Required work:
Locate each line of the material that contains "caption", then return it.
>> begin Data to use
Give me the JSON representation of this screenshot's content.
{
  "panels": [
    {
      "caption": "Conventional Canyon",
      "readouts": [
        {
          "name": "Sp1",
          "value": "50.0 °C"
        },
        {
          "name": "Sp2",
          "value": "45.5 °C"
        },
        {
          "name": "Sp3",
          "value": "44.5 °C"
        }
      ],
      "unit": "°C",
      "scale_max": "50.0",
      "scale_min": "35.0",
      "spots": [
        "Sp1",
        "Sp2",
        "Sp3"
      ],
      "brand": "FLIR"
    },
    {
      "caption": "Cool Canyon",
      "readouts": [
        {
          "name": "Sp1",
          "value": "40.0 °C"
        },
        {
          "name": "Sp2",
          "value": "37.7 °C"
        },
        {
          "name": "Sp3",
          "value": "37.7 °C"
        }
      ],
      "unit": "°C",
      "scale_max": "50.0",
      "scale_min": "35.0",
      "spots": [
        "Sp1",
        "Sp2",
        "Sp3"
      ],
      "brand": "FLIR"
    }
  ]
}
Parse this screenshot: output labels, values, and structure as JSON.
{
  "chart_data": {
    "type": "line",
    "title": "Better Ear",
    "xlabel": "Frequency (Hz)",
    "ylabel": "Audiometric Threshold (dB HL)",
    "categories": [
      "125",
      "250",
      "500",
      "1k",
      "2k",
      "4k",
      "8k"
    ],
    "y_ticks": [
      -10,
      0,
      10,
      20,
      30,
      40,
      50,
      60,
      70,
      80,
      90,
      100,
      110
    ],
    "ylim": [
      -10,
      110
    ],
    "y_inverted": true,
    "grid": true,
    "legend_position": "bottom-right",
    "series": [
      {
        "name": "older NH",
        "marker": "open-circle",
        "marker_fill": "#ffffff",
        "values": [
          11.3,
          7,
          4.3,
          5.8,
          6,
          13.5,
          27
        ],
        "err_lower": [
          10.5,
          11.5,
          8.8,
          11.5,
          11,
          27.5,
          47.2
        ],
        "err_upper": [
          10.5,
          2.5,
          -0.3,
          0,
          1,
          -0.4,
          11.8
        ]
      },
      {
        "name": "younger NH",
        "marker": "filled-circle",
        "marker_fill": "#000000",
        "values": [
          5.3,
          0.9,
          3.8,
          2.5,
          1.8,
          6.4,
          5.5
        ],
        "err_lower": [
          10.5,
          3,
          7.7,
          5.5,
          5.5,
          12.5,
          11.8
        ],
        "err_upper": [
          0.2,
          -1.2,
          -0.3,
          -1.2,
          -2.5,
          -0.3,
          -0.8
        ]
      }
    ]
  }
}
>> end Data to use
Completed task:
      "caption": "Conventional Canyon",
      "caption": "Cool Canyon",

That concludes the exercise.